Instruction: From the listing, collect all lines containing the word "جلوی".
*** Supplied data ***
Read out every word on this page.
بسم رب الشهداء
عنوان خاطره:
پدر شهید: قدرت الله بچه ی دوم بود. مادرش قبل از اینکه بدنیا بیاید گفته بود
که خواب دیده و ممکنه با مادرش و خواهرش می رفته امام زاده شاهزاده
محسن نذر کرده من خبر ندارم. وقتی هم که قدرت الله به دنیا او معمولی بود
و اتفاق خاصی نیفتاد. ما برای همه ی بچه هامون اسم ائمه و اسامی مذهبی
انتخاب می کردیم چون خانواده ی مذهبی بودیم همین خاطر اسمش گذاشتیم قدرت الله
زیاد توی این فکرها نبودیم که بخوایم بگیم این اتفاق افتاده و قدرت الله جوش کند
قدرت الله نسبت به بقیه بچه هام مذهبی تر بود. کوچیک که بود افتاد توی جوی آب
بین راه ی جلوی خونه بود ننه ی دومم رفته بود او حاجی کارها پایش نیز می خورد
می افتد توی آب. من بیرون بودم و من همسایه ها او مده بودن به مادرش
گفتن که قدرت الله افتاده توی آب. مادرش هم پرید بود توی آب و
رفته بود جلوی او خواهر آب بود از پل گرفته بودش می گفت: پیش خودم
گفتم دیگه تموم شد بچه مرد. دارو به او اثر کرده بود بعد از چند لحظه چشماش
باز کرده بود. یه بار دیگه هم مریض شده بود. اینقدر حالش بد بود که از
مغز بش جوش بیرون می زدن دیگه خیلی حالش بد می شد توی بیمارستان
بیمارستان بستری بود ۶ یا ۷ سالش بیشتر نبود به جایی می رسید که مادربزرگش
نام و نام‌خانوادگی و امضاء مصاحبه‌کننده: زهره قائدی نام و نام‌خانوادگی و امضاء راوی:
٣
***
Exercise output:
بین راه ی جلوی خونه بود ننه ی دومم رفته بود او حاجی کارها پایش نیز می خورد
رفته بود جلوی او خواهر آب بود از پل گرفته بودش می گفت: پیش خودم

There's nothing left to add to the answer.